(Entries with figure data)
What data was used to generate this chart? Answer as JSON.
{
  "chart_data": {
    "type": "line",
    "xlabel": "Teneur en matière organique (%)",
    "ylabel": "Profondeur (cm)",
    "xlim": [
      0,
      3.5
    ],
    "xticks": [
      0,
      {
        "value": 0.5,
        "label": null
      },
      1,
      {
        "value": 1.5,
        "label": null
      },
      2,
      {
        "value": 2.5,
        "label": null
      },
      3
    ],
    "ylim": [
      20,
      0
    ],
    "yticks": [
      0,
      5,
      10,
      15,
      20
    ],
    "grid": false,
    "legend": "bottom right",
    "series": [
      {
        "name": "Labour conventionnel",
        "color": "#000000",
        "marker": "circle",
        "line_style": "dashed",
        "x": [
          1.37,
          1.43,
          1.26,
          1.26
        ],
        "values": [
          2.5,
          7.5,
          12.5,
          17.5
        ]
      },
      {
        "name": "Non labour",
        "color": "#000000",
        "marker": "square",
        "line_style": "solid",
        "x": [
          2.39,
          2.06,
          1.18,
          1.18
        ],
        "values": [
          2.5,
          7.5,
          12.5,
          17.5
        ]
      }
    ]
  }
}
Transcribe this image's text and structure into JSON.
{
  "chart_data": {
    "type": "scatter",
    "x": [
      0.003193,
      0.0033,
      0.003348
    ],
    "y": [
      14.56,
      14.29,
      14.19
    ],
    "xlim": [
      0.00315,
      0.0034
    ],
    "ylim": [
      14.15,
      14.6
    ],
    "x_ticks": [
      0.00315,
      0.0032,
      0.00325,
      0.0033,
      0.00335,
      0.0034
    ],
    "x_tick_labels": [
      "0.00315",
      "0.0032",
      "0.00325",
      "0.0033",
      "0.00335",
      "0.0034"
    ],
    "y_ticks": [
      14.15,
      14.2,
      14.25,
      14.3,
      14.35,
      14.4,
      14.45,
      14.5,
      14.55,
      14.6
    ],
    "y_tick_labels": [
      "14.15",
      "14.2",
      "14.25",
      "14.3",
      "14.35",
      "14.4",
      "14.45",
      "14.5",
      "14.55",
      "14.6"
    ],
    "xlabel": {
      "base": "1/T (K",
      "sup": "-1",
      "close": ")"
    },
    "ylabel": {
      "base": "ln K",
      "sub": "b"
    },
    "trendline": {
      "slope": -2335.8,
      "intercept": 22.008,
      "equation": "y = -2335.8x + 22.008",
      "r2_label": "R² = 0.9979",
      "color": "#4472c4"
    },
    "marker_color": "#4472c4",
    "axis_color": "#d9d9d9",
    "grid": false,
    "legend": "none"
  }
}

### THE REQUEST
Extract all of the data shown above without alteration.

### TASK RESPONSE
What data was used to generate this chart? Answer as JSON.
{
  "chart_data": {
    "type": "line",
    "xlabel": "Teneur en matière organique (%)",
    "ylabel": "Profondeur (cm)",
    "xlim": [
      0,
      3.5
    ],
    "xticks": [
      0,
      {
        "value": 0.5,
        "label": null
      },
      1,
      {
        "value": 1.5,
        "label": null
      },
      2,
      {
        "value": 2.5,
        "label": null
      },
      3
    ],
    "ylim": [
      20,
      0
    ],
    "yticks": [
      0,
      5,
      10,
      15,
      20
    ],
    "grid": false,
    "legend": "bottom right",
    "series": [
      {
        "name": "Labour conventionnel",
        "color": "#000000",
        "marker": "circle",
        "line_style": "dashed",
        "x": [
          1.37,
          1.43,
          1.26,
          1.26
        ],
        "values": [
          2.5,
          7.5,
          12.5,
          17.5
        ]
      },
      {
        "name": "Non labour",
        "color": "#000000",
        "marker": "square",
        "line_style": "solid",
        "x": [
          2.39,
          2.06,
          1.18,
          1.18
        ],
        "values": [
          2.5,
          7.5,
          12.5,
          17.5
        ]
      }
    ]
  }
}
Transcribe this image's text and structure into JSON.
{
  "chart_data": {
    "type": "scatter",
    "x": [
      0.003193,
      0.0033,
      0.003348
    ],
    "y": [
      14.56,
      14.29,
      14.19
    ],
    "xlim": [
      0.00315,
      0.0034
    ],
    "ylim": [
      14.15,
      14.6
    ],
    "x_ticks": [
      0.00315,
      0.0032,
      0.00325,
      0.0033,
      0.00335,
      0.0034
    ],
    "x_tick_labels": [
      "0.00315",
      "0.0032",
      "0.00325",
      "0.0033",
      "0.00335",
      "0.0034"
    ],
    "y_ticks": [
      14.15,
      14.2,
      14.25,
      14.3,
      14.35,
      14.4,
      14.45,
      14.5,
      14.55,
      14.6
    ],
    "y_tick_labels": [
      "14.15",
      "14.2",
      "14.25",
      "14.3",
      "14.35",
      "14.4",
      "14.45",
      "14.5",
      "14.55",
      "14.6"
    ],
    "xlabel": {
      "base": "1/T (K",
      "sup": "-1",
      "close": ")"
    },
    "ylabel": {
      "base": "ln K",
      "sub": "b"
    },
    "trendline": {
      "slope": -2335.8,
      "intercept": 22.008,
      "equation": "y = -2335.8x + 22.008",
      "r2_label": "R² = 0.9979",
      "color": "#4472c4"
    },
    "marker_color": "#4472c4",
    "axis_color": "#d9d9d9",
    "grid": false,
    "legend": "none"
  }
}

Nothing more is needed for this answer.